Your task :: Copy every record word for word.

Task inputs ::
□ □ □ □ □

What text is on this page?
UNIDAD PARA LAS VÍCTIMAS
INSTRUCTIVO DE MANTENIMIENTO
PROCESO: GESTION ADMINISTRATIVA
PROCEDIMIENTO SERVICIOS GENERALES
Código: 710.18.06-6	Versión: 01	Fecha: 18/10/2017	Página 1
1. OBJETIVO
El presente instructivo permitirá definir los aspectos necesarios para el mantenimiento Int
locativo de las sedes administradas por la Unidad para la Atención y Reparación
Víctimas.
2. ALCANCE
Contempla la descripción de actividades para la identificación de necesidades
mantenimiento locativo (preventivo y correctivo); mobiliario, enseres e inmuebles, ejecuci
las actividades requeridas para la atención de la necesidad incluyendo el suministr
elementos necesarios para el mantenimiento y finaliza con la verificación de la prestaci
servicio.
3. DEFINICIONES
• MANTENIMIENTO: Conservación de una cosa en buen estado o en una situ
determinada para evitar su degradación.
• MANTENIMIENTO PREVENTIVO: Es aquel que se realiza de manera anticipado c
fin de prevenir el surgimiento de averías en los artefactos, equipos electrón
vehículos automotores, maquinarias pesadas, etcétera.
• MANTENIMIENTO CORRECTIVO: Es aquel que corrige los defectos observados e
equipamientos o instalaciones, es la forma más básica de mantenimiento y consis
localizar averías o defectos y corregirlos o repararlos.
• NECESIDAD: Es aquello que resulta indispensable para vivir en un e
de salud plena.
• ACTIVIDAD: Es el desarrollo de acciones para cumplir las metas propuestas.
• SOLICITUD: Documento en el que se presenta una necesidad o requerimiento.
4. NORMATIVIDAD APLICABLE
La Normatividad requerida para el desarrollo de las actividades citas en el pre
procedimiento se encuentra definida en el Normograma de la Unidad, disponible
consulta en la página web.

□ □ □ □ □

Correct response ::
What text is on this page?
UNIDAD PARA LAS VÍCTIMAS
INSTRUCTIVO DE MANTENIMIENTO
PROCESO: GESTION ADMINISTRATIVA
PROCEDIMIENTO SERVICIOS GENERALES
Código: 710.18.06-6	Versión: 01	Fecha: 18/10/2017	Página 1
1. OBJETIVO
El presente instructivo permitirá definir los aspectos necesarios para el mantenimiento Int
locativo de las sedes administradas por la Unidad para la Atención y Reparación
Víctimas.
2. ALCANCE
Contempla la descripción de actividades para la identificación de necesidades
mantenimiento locativo (preventivo y correctivo); mobiliario, enseres e inmuebles, ejecuci
las actividades requeridas para la atención de la necesidad incluyendo el suministr
elementos necesarios para el mantenimiento y finaliza con la verificación de la prestaci
servicio.
3. DEFINICIONES
• MANTENIMIENTO: Conservación de una cosa en buen estado o en una situ
determinada para evitar su degradación.
• MANTENIMIENTO PREVENTIVO: Es aquel que se realiza de manera anticipado c
fin de prevenir el surgimiento de averías en los artefactos, equipos electrón
vehículos automotores, maquinarias pesadas, etcétera.
• MANTENIMIENTO CORRECTIVO: Es aquel que corrige los defectos observados e
equipamientos o instalaciones, es la forma más básica de mantenimiento y consis
localizar averías o defectos y corregirlos o repararlos.
• NECESIDAD: Es aquello que resulta indispensable para vivir en un e
de salud plena.
• ACTIVIDAD: Es el desarrollo de acciones para cumplir las metas propuestas.
• SOLICITUD: Documento en el que se presenta una necesidad o requerimiento.
4. NORMATIVIDAD APLICABLE
La Normatividad requerida para el desarrollo de las actividades citas en el pre
procedimiento se encuentra definida en el Normograma de la Unidad, disponible
consulta en la página web.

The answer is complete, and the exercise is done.